──────── PROVIDED RECORDS ────────

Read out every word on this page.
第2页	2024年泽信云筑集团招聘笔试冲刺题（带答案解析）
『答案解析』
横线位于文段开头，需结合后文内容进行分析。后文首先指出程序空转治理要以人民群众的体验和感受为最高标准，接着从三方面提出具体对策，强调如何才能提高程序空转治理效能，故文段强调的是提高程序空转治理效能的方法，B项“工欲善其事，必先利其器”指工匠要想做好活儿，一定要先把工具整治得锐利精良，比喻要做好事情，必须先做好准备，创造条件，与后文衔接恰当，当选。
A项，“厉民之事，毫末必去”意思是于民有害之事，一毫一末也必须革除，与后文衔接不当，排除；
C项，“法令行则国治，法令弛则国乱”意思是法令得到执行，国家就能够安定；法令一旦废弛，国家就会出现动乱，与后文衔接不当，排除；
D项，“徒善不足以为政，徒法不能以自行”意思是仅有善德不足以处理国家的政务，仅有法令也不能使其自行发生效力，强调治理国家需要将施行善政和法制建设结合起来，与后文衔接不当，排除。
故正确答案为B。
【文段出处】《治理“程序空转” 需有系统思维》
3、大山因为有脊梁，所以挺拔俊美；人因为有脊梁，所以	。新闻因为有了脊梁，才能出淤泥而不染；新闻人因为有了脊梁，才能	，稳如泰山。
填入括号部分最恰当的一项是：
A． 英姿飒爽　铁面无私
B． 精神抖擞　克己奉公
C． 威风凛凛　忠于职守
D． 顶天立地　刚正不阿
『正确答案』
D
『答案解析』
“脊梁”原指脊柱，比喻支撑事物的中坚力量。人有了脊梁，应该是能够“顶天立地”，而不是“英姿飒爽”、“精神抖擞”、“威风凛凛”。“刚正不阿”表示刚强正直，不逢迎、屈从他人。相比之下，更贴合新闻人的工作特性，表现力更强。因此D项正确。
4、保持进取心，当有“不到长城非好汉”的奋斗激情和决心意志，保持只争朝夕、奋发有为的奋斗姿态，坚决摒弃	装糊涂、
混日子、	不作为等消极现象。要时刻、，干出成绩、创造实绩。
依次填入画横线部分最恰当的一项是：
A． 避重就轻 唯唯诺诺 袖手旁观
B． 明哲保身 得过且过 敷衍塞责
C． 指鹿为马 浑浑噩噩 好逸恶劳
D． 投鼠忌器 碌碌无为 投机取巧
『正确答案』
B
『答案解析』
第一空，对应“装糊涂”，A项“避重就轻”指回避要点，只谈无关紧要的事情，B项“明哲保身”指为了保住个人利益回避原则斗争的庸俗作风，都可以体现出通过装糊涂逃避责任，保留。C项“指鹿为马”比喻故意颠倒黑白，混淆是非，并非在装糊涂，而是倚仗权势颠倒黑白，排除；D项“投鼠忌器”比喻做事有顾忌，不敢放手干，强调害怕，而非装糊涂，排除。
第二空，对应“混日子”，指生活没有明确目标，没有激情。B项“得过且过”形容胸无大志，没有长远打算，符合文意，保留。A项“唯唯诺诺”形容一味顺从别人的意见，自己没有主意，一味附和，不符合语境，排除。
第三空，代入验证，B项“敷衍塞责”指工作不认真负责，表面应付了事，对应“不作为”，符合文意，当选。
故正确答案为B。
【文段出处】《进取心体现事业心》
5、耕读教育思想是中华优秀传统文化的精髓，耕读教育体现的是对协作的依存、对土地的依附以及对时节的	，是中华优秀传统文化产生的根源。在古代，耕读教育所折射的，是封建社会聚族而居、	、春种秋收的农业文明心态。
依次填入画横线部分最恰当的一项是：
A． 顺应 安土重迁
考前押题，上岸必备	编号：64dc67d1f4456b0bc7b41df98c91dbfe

────────

Send back every record, precisely as written.

Read out every word on this page.
第2页	2024年泽信云筑集团招聘笔试冲刺题（带答案解析）
『答案解析』
横线位于文段开头，需结合后文内容进行分析。后文首先指出程序空转治理要以人民群众的体验和感受为最高标准，接着从三方面提出具体对策，强调如何才能提高程序空转治理效能，故文段强调的是提高程序空转治理效能的方法，B项“工欲善其事，必先利其器”指工匠要想做好活儿，一定要先把工具整治得锐利精良，比喻要做好事情，必须先做好准备，创造条件，与后文衔接恰当，当选。
A项，“厉民之事，毫末必去”意思是于民有害之事，一毫一末也必须革除，与后文衔接不当，排除；
C项，“法令行则国治，法令弛则国乱”意思是法令得到执行，国家就能够安定；法令一旦废弛，国家就会出现动乱，与后文衔接不当，排除；
D项，“徒善不足以为政，徒法不能以自行”意思是仅有善德不足以处理国家的政务，仅有法令也不能使其自行发生效力，强调治理国家需要将施行善政和法制建设结合起来，与后文衔接不当，排除。
故正确答案为B。
【文段出处】《治理“程序空转” 需有系统思维》
3、大山因为有脊梁，所以挺拔俊美；人因为有脊梁，所以	。新闻因为有了脊梁，才能出淤泥而不染；新闻人因为有了脊梁，才能	，稳如泰山。
填入括号部分最恰当的一项是：
A． 英姿飒爽　铁面无私
B． 精神抖擞　克己奉公
C． 威风凛凛　忠于职守
D． 顶天立地　刚正不阿
『正确答案』
D
『答案解析』
“脊梁”原指脊柱，比喻支撑事物的中坚力量。人有了脊梁，应该是能够“顶天立地”，而不是“英姿飒爽”、“精神抖擞”、“威风凛凛”。“刚正不阿”表示刚强正直，不逢迎、屈从他人。相比之下，更贴合新闻人的工作特性，表现力更强。因此D项正确。
4、保持进取心，当有“不到长城非好汉”的奋斗激情和决心意志，保持只争朝夕、奋发有为的奋斗姿态，坚决摒弃	装糊涂、
混日子、	不作为等消极现象。要时刻、，干出成绩、创造实绩。
依次填入画横线部分最恰当的一项是：
A． 避重就轻 唯唯诺诺 袖手旁观
B． 明哲保身 得过且过 敷衍塞责
C． 指鹿为马 浑浑噩噩 好逸恶劳
D． 投鼠忌器 碌碌无为 投机取巧
『正确答案』
B
『答案解析』
第一空，对应“装糊涂”，A项“避重就轻”指回避要点，只谈无关紧要的事情，B项“明哲保身”指为了保住个人利益回避原则斗争的庸俗作风，都可以体现出通过装糊涂逃避责任，保留。C项“指鹿为马”比喻故意颠倒黑白，混淆是非，并非在装糊涂，而是倚仗权势颠倒黑白，排除；D项“投鼠忌器”比喻做事有顾忌，不敢放手干，强调害怕，而非装糊涂，排除。
第二空，对应“混日子”，指生活没有明确目标，没有激情。B项“得过且过”形容胸无大志，没有长远打算，符合文意，保留。A项“唯唯诺诺”形容一味顺从别人的意见，自己没有主意，一味附和，不符合语境，排除。
第三空，代入验证，B项“敷衍塞责”指工作不认真负责，表面应付了事，对应“不作为”，符合文意，当选。
故正确答案为B。
【文段出处】《进取心体现事业心》
5、耕读教育思想是中华优秀传统文化的精髓，耕读教育体现的是对协作的依存、对土地的依附以及对时节的	，是中华优秀传统文化产生的根源。在古代，耕读教育所折射的，是封建社会聚族而居、	、春种秋收的农业文明心态。
依次填入画横线部分最恰当的一项是：
A． 顺应 安土重迁
考前押题，上岸必备	编号：64dc67d1f4456b0bc7b41df98c91dbfe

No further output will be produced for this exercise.